[Saved data entries]

▬▬▬

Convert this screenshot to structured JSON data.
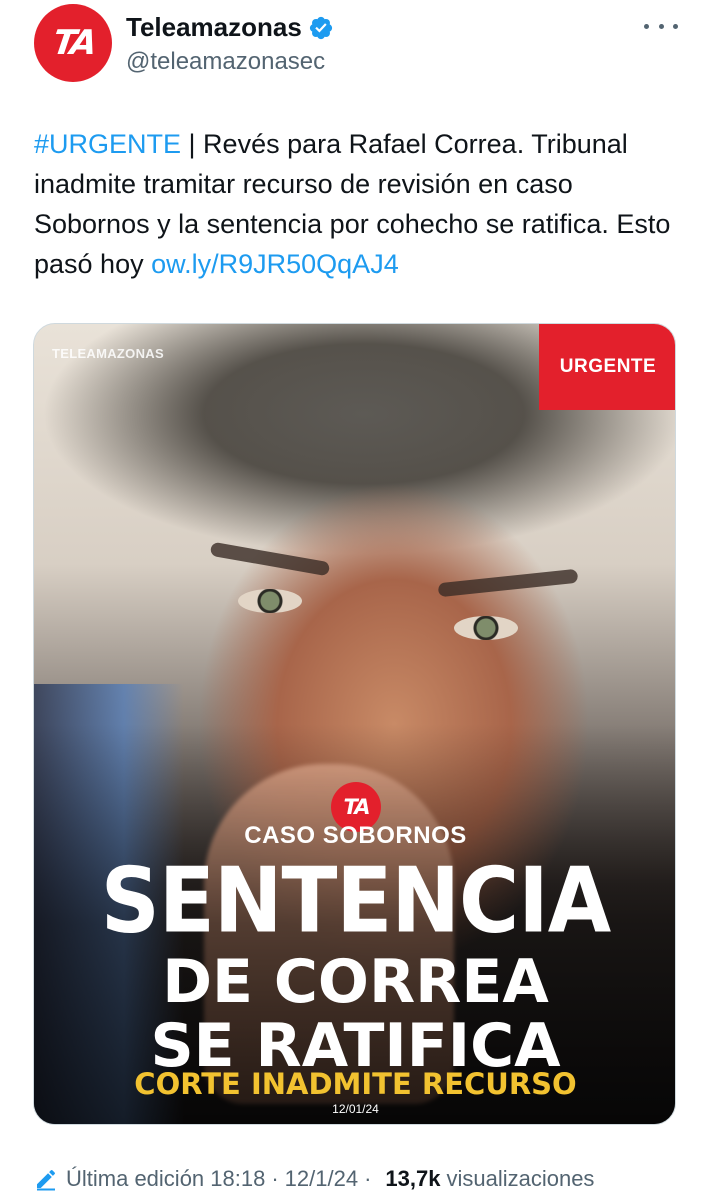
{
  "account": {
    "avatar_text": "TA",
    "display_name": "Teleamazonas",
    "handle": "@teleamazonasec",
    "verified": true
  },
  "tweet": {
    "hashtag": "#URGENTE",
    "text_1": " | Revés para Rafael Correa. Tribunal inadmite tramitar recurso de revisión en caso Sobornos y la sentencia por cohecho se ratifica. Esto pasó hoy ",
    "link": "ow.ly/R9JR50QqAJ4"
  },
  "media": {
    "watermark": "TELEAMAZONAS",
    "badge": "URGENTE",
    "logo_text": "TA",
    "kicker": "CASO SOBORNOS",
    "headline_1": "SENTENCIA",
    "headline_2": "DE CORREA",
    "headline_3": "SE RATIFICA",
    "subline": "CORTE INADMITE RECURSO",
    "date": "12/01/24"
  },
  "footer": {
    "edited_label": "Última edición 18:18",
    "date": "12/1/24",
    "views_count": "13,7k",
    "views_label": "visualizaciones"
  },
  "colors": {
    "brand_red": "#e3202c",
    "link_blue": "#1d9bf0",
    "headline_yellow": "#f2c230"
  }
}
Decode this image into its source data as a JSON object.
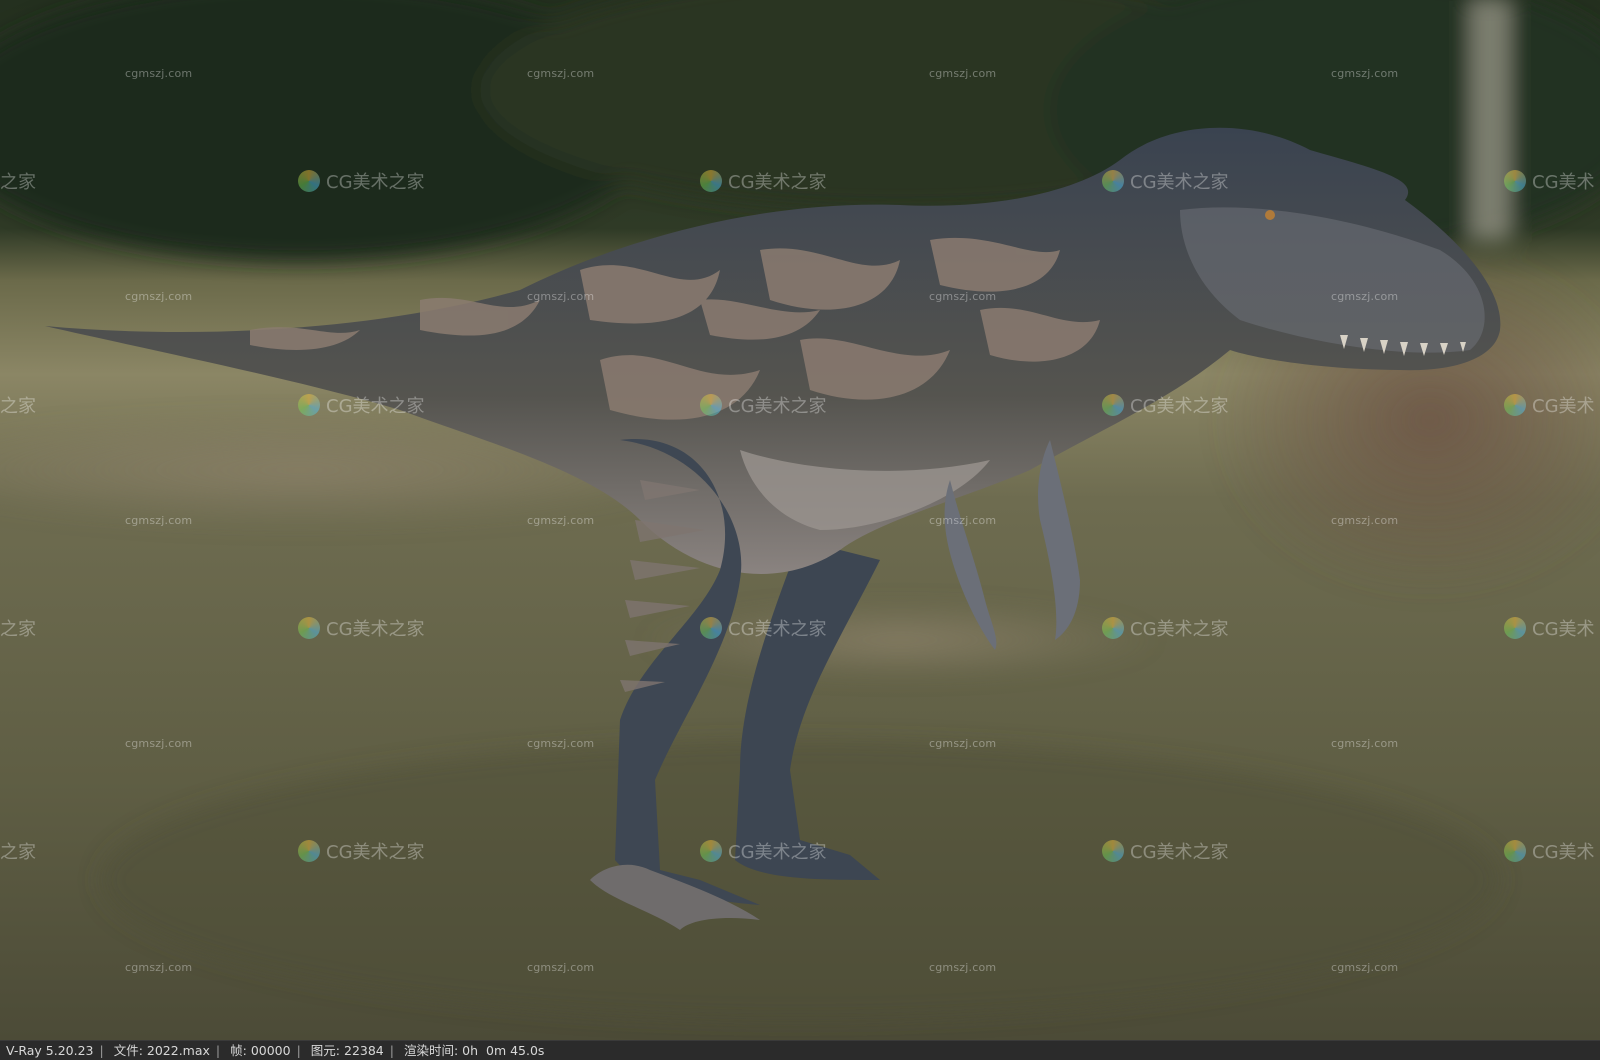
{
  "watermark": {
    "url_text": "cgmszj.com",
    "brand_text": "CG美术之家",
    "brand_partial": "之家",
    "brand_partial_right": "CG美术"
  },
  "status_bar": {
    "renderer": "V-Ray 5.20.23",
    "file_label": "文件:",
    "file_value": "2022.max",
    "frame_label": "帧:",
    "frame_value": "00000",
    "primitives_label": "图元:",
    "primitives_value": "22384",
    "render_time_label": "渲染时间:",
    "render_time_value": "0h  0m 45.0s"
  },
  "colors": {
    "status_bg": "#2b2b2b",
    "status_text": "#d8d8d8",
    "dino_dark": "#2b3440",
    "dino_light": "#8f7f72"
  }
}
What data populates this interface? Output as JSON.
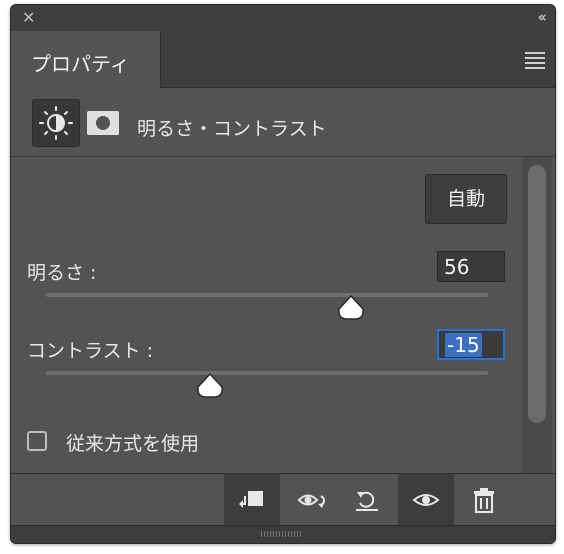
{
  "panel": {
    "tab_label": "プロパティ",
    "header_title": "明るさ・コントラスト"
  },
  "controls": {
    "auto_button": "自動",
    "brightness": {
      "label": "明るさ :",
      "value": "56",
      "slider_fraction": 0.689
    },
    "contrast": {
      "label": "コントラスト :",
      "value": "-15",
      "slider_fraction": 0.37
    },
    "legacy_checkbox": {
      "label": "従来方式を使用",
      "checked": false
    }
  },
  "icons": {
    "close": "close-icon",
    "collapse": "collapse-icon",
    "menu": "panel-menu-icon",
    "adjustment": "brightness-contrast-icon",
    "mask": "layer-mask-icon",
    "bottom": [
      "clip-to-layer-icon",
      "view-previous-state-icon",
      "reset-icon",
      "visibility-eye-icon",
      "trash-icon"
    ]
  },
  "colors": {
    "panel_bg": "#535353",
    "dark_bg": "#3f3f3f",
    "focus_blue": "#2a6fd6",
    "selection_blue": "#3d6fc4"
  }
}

▬▬▬

Instruction ::
No pictures belong in the copy; quote exactly the lines from the line containing "What data populates" through the final line of the material, both ends included.

Finished exercise ::
What data populates this interface? Output as JSON.
{
  "panel": {
    "tab_label": "プロパティ",
    "header_title": "明るさ・コントラスト"
  },
  "controls": {
    "auto_button": "自動",
    "brightness": {
      "label": "明るさ :",
      "value": "56",
      "slider_fraction": 0.689
    },
    "contrast": {
      "label": "コントラスト :",
      "value": "-15",
      "slider_fraction": 0.37
    },
    "legacy_checkbox": {
      "label": "従来方式を使用",
      "checked": false
    }
  },
  "icons": {
    "close": "close-icon",
    "collapse": "collapse-icon",
    "menu": "panel-menu-icon",
    "adjustment": "brightness-contrast-icon",
    "mask": "layer-mask-icon",
    "bottom": [
      "clip-to-layer-icon",
      "view-previous-state-icon",
      "reset-icon",
      "visibility-eye-icon",
      "trash-icon"
    ]
  },
  "colors": {
    "panel_bg": "#535353",
    "dark_bg": "#3f3f3f",
    "focus_blue": "#2a6fd6",
    "selection_blue": "#3d6fc4"
  }
}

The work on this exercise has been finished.